### TASK MATERIAL ###

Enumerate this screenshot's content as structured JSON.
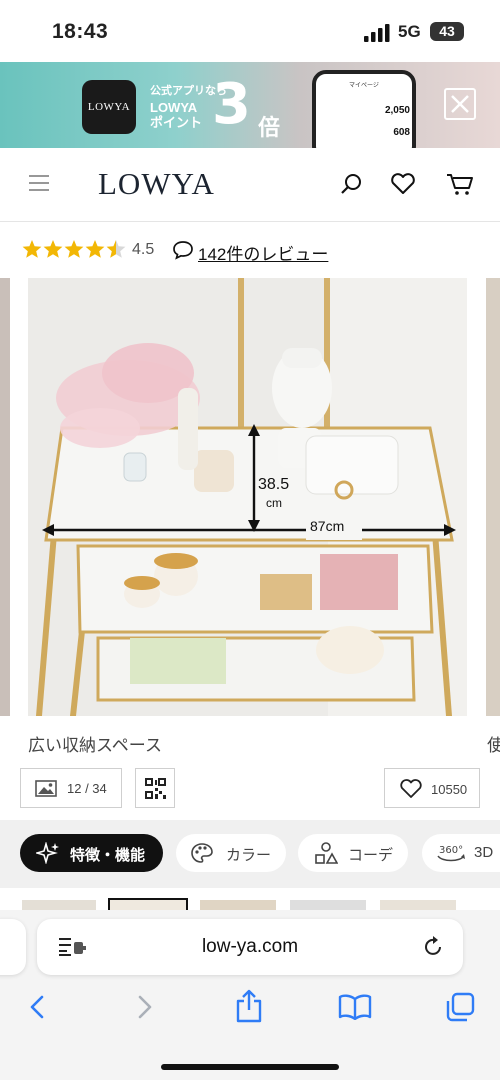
{
  "status_bar": {
    "time": "18:43",
    "network": "5G",
    "battery": "43"
  },
  "banner": {
    "app_icon_text": "LOWYA",
    "line1": "公式アプリなら",
    "line2": "LOWYA ポイント",
    "multiplier": "3",
    "suffix": "倍",
    "phone_title": "マイページ",
    "phone_row1_value": "2,050",
    "phone_row2_value": "608",
    "phone_unit": "pt",
    "close_icon": "close-icon"
  },
  "header": {
    "logo": "LOWYA",
    "icons": [
      "menu-icon",
      "search-icon",
      "heart-icon",
      "cart-icon"
    ]
  },
  "rating": {
    "stars": 4.5,
    "score": "4.5",
    "reviews": "142件のレビュー"
  },
  "gallery": {
    "height_label": "38.5",
    "height_unit": "cm",
    "width_label": "87cm",
    "caption": "広い収納スペース",
    "caption_next": "使",
    "counter": "12 / 34",
    "favorites": "10550"
  },
  "tabs": [
    {
      "label": "特徴・機能",
      "icon": "sparkle-icon",
      "active": true
    },
    {
      "label": "カラー",
      "icon": "palette-icon",
      "active": false
    },
    {
      "label": "コーデ",
      "icon": "shapes-icon",
      "active": false
    },
    {
      "label": "3D",
      "icon": "360-icon",
      "active": false
    }
  ],
  "browser": {
    "url": "low-ya.com",
    "icons": [
      "back-icon",
      "forward-icon",
      "share-icon",
      "bookmarks-icon",
      "tabs-icon"
    ]
  },
  "colors": {
    "accent": "#f2b705",
    "banner": "#6ac3bd",
    "ios_blue": "#2f7cf6",
    "logo": "#1c2430"
  }
}
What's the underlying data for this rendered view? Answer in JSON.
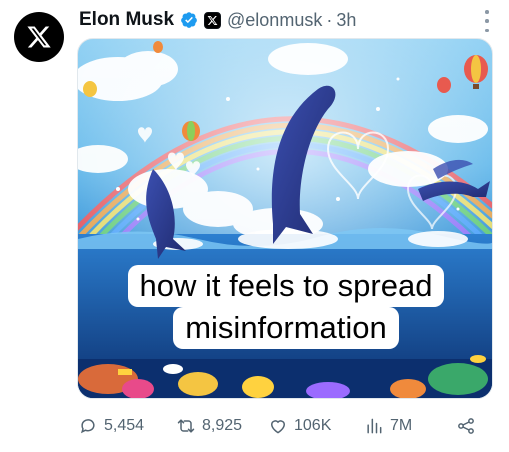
{
  "tweet": {
    "author_name": "Elon Musk",
    "handle": "@elonmusk",
    "separator": "·",
    "time": "3h",
    "affiliation_icon": "x-logo-icon",
    "verified_icon": "verified-badge-icon",
    "avatar_icon": "x-logo-icon"
  },
  "media": {
    "caption_line1": "how it feels to spread",
    "caption_line2": "misinformation"
  },
  "actions": {
    "replies": "5,454",
    "reposts": "8,925",
    "likes": "106K",
    "views": "7M"
  },
  "colors": {
    "verified": "#1d9bf0",
    "muted": "#536471",
    "text": "#0f1419"
  }
}
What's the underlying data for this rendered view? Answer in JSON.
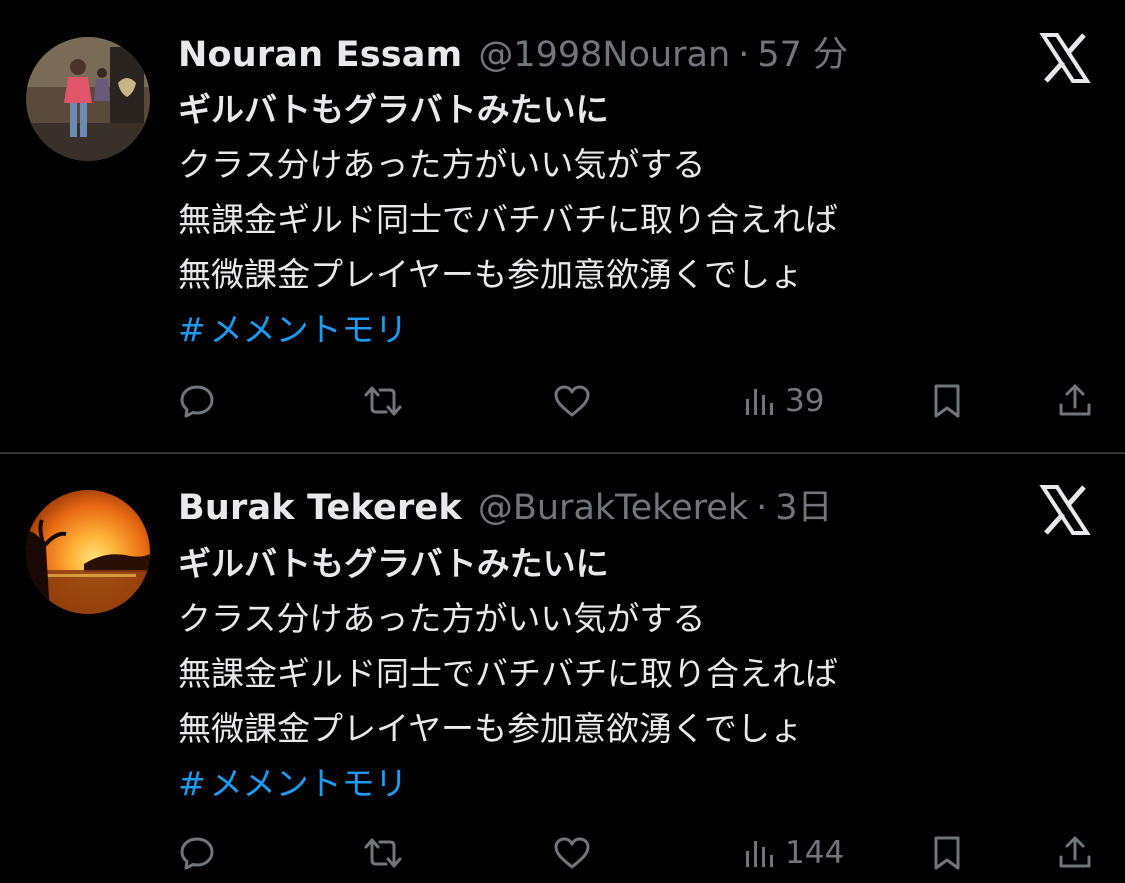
{
  "colors": {
    "background": "#000000",
    "text_primary": "#e7e9ea",
    "text_secondary": "#71767b",
    "hashtag": "#1d9bf0",
    "divider": "#2f3336"
  },
  "icons": {
    "logo": "x-logo-icon",
    "reply": "reply-icon",
    "repost": "repost-icon",
    "like": "heart-icon",
    "views": "views-icon",
    "bookmark": "bookmark-icon",
    "share": "share-icon"
  },
  "tweets": [
    {
      "display_name": "Nouran Essam",
      "handle": "@1998Nouran",
      "separator": "·",
      "time": "57 分",
      "lines": [
        "ギルバトもグラバトみたいに",
        "クラス分けあった方がいい気がする",
        "無課金ギルド同士でバチバチに取り合えれば",
        "無微課金プレイヤーも参加意欲湧くでしょ"
      ],
      "hashtag_sign": "#",
      "hashtag": "メメントモリ",
      "views": "39"
    },
    {
      "display_name": "Burak Tekerek",
      "handle": "@BurakTekerek",
      "separator": "·",
      "time": "3日",
      "lines": [
        "ギルバトもグラバトみたいに",
        "クラス分けあった方がいい気がする",
        "無課金ギルド同士でバチバチに取り合えれば",
        "無微課金プレイヤーも参加意欲湧くでしょ"
      ],
      "hashtag_sign": "#",
      "hashtag": "メメントモリ",
      "views": "144"
    }
  ]
}
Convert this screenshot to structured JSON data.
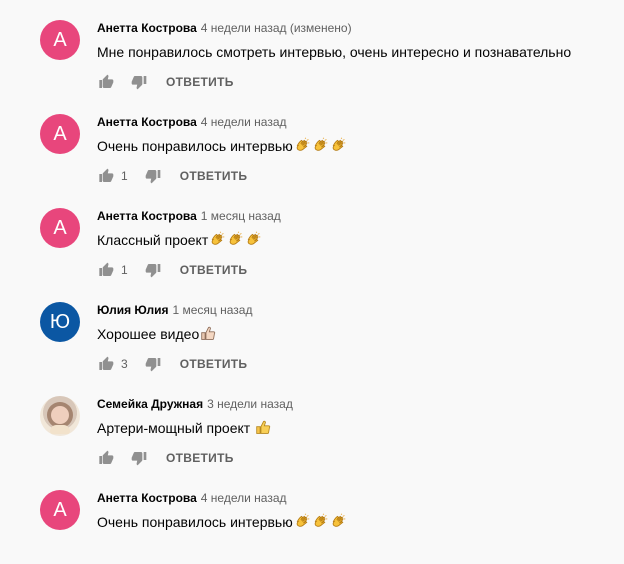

###

**WHAT YOU WILL DO**
The records above must be printed exactly; the pictures stay out.

**EXERCISE SOLUTION**
Enumerate this screenshot's content as structured JSON.
{
  "status_bar": {
    "time": "18:43",
    "network": "5G",
    "battery": "43"
  },
  "banner": {
    "app_icon_text": "LOWYA",
    "line1": "公式アプリなら",
    "line2": "LOWYA ポイント",
    "multiplier": "3",
    "suffix": "倍",
    "phone_title": "マイページ",
    "phone_row1_value": "2,050",
    "phone_row2_value": "608",
    "phone_unit": "pt",
    "close_icon": "close-icon"
  },
  "header": {
    "logo": "LOWYA",
    "icons": [
      "menu-icon",
      "search-icon",
      "heart-icon",
      "cart-icon"
    ]
  },
  "rating": {
    "stars": 4.5,
    "score": "4.5",
    "reviews": "142件のレビュー"
  },
  "gallery": {
    "height_label": "38.5",
    "height_unit": "cm",
    "width_label": "87cm",
    "caption": "広い収納スペース",
    "caption_next": "使",
    "counter": "12 / 34",
    "favorites": "10550"
  },
  "tabs": [
    {
      "label": "特徴・機能",
      "icon": "sparkle-icon",
      "active": true
    },
    {
      "label": "カラー",
      "icon": "palette-icon",
      "active": false
    },
    {
      "label": "コーデ",
      "icon": "shapes-icon",
      "active": false
    },
    {
      "label": "3D",
      "icon": "360-icon",
      "active": false
    }
  ],
  "browser": {
    "url": "low-ya.com",
    "icons": [
      "back-icon",
      "forward-icon",
      "share-icon",
      "bookmarks-icon",
      "tabs-icon"
    ]
  },
  "colors": {
    "accent": "#f2b705",
    "banner": "#6ac3bd",
    "ios_blue": "#2f7cf6",
    "logo": "#1c2430"
  }
}
What's the underlying data for this rendered view? Answer in JSON.
{
  "tweet": {
    "author_name": "Elon Musk",
    "handle": "@elonmusk",
    "separator": "·",
    "time": "3h",
    "affiliation_icon": "x-logo-icon",
    "verified_icon": "verified-badge-icon",
    "avatar_icon": "x-logo-icon"
  },
  "media": {
    "caption_line1": "how it feels to spread",
    "caption_line2": "misinformation"
  },
  "actions": {
    "replies": "5,454",
    "reposts": "8,925",
    "likes": "106K",
    "views": "7M"
  },
  "colors": {
    "verified": "#1d9bf0",
    "muted": "#536471",
    "text": "#0f1419"
  }
}
What's the underlying data for this rendered view? Answer in JSON.
{
  "colors": {
    "background": "#000000",
    "text_primary": "#e7e9ea",
    "text_secondary": "#71767b",
    "hashtag": "#1d9bf0",
    "divider": "#2f3336"
  },
  "icons": {
    "logo": "x-logo-icon",
    "reply": "reply-icon",
    "repost": "repost-icon",
    "like": "heart-icon",
    "views": "views-icon",
    "bookmark": "bookmark-icon",
    "share": "share-icon"
  },
  "tweets": [
    {
      "display_name": "Nouran Essam",
      "handle": "@1998Nouran",
      "separator": "·",
      "time": "57 分",
      "lines": [
        "ギルバトもグラバトみたいに",
        "クラス分けあった方がいい気がする",
        "無課金ギルド同士でバチバチに取り合えれば",
        "無微課金プレイヤーも参加意欲湧くでしょ"
      ],
      "hashtag_sign": "#",
      "hashtag": "メメントモリ",
      "views": "39"
    },
    {
      "display_name": "Burak Tekerek",
      "handle": "@BurakTekerek",
      "separator": "·",
      "time": "3日",
      "lines": [
        "ギルバトもグラバトみたいに",
        "クラス分けあった方がいい気がする",
        "無課金ギルド同士でバチバチに取り合えれば",
        "無微課金プレイヤーも参加意欲湧くでしょ"
      ],
      "hashtag_sign": "#",
      "hashtag": "メメントモリ",
      "views": "144"
    }
  ]
}
Convert this screenshot to structured JSON data.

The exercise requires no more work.